Aim: Retype the material that follows, keeping every word as it is.

[Recorded data]
************

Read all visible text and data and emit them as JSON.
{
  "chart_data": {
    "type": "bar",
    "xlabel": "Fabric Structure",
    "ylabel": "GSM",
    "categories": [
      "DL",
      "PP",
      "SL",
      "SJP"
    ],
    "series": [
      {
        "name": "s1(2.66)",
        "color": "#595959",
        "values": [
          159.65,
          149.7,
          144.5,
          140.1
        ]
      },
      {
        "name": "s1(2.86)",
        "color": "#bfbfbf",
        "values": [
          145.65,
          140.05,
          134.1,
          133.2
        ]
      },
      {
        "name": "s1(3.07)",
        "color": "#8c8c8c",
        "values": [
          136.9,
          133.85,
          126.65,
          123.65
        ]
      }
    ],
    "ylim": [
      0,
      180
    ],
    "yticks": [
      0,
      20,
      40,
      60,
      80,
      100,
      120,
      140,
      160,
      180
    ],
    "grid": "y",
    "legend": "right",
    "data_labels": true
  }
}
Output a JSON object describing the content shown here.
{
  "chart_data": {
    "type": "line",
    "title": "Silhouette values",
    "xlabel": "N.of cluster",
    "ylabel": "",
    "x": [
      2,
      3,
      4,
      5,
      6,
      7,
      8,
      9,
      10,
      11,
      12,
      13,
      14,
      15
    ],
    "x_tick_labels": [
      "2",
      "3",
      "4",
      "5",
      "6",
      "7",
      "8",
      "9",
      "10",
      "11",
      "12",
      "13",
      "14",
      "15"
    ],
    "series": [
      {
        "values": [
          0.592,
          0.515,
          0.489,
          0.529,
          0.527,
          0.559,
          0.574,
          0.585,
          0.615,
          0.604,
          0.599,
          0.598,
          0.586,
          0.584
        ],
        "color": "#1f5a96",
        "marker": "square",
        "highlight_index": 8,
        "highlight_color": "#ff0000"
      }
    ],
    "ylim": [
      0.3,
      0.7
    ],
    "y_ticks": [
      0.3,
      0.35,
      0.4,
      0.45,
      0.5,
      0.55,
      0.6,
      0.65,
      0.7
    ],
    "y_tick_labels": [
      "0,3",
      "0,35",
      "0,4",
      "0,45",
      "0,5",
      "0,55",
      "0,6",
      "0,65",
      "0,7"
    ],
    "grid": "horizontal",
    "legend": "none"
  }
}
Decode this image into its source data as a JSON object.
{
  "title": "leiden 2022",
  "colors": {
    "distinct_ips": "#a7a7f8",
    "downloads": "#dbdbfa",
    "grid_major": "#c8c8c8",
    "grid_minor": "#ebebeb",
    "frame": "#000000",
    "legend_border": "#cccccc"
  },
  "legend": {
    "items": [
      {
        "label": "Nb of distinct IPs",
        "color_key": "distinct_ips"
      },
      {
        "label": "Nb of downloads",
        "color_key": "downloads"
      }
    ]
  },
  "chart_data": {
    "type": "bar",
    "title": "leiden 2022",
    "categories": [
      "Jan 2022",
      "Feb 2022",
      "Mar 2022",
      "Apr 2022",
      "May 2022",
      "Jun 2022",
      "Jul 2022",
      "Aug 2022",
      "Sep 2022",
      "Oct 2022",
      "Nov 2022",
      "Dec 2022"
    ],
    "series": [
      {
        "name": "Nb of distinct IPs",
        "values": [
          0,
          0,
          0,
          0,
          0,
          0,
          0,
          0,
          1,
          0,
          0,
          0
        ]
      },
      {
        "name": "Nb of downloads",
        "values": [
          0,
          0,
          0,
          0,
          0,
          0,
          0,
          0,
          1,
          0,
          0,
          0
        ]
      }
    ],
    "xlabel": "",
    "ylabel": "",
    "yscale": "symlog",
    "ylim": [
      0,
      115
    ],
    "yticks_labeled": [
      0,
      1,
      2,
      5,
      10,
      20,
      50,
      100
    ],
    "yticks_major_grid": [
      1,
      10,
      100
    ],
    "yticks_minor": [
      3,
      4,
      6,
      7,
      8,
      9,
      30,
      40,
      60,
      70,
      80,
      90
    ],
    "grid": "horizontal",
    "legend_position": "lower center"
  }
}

************

The output:
Read all visible text and data and emit them as JSON.
{
  "chart_data": {
    "type": "bar",
    "xlabel": "Fabric Structure",
    "ylabel": "GSM",
    "categories": [
      "DL",
      "PP",
      "SL",
      "SJP"
    ],
    "series": [
      {
        "name": "s1(2.66)",
        "color": "#595959",
        "values": [
          159.65,
          149.7,
          144.5,
          140.1
        ]
      },
      {
        "name": "s1(2.86)",
        "color": "#bfbfbf",
        "values": [
          145.65,
          140.05,
          134.1,
          133.2
        ]
      },
      {
        "name": "s1(3.07)",
        "color": "#8c8c8c",
        "values": [
          136.9,
          133.85,
          126.65,
          123.65
        ]
      }
    ],
    "ylim": [
      0,
      180
    ],
    "yticks": [
      0,
      20,
      40,
      60,
      80,
      100,
      120,
      140,
      160,
      180
    ],
    "grid": "y",
    "legend": "right",
    "data_labels": true
  }
}
Output a JSON object describing the content shown here.
{
  "chart_data": {
    "type": "line",
    "title": "Silhouette values",
    "xlabel": "N.of cluster",
    "ylabel": "",
    "x": [
      2,
      3,
      4,
      5,
      6,
      7,
      8,
      9,
      10,
      11,
      12,
      13,
      14,
      15
    ],
    "x_tick_labels": [
      "2",
      "3",
      "4",
      "5",
      "6",
      "7",
      "8",
      "9",
      "10",
      "11",
      "12",
      "13",
      "14",
      "15"
    ],
    "series": [
      {
        "values": [
          0.592,
          0.515,
          0.489,
          0.529,
          0.527,
          0.559,
          0.574,
          0.585,
          0.615,
          0.604,
          0.599,
          0.598,
          0.586,
          0.584
        ],
        "color": "#1f5a96",
        "marker": "square",
        "highlight_index": 8,
        "highlight_color": "#ff0000"
      }
    ],
    "ylim": [
      0.3,
      0.7
    ],
    "y_ticks": [
      0.3,
      0.35,
      0.4,
      0.45,
      0.5,
      0.55,
      0.6,
      0.65,
      0.7
    ],
    "y_tick_labels": [
      "0,3",
      "0,35",
      "0,4",
      "0,45",
      "0,5",
      "0,55",
      "0,6",
      "0,65",
      "0,7"
    ],
    "grid": "horizontal",
    "legend": "none"
  }
}
Decode this image into its source data as a JSON object.
{
  "title": "leiden 2022",
  "colors": {
    "distinct_ips": "#a7a7f8",
    "downloads": "#dbdbfa",
    "grid_major": "#c8c8c8",
    "grid_minor": "#ebebeb",
    "frame": "#000000",
    "legend_border": "#cccccc"
  },
  "legend": {
    "items": [
      {
        "label": "Nb of distinct IPs",
        "color_key": "distinct_ips"
      },
      {
        "label": "Nb of downloads",
        "color_key": "downloads"
      }
    ]
  },
  "chart_data": {
    "type": "bar",
    "title": "leiden 2022",
    "categories": [
      "Jan 2022",
      "Feb 2022",
      "Mar 2022",
      "Apr 2022",
      "May 2022",
      "Jun 2022",
      "Jul 2022",
      "Aug 2022",
      "Sep 2022",
      "Oct 2022",
      "Nov 2022",
      "Dec 2022"
    ],
    "series": [
      {
        "name": "Nb of distinct IPs",
        "values": [
          0,
          0,
          0,
          0,
          0,
          0,
          0,
          0,
          1,
          0,
          0,
          0
        ]
      },
      {
        "name": "Nb of downloads",
        "values": [
          0,
          0,
          0,
          0,
          0,
          0,
          0,
          0,
          1,
          0,
          0,
          0
        ]
      }
    ],
    "xlabel": "",
    "ylabel": "",
    "yscale": "symlog",
    "ylim": [
      0,
      115
    ],
    "yticks_labeled": [
      0,
      1,
      2,
      5,
      10,
      20,
      50,
      100
    ],
    "yticks_major_grid": [
      1,
      10,
      100
    ],
    "yticks_minor": [
      3,
      4,
      6,
      7,
      8,
      9,
      30,
      40,
      60,
      70,
      80,
      90
    ],
    "grid": "horizontal",
    "legend_position": "lower center"
  }
}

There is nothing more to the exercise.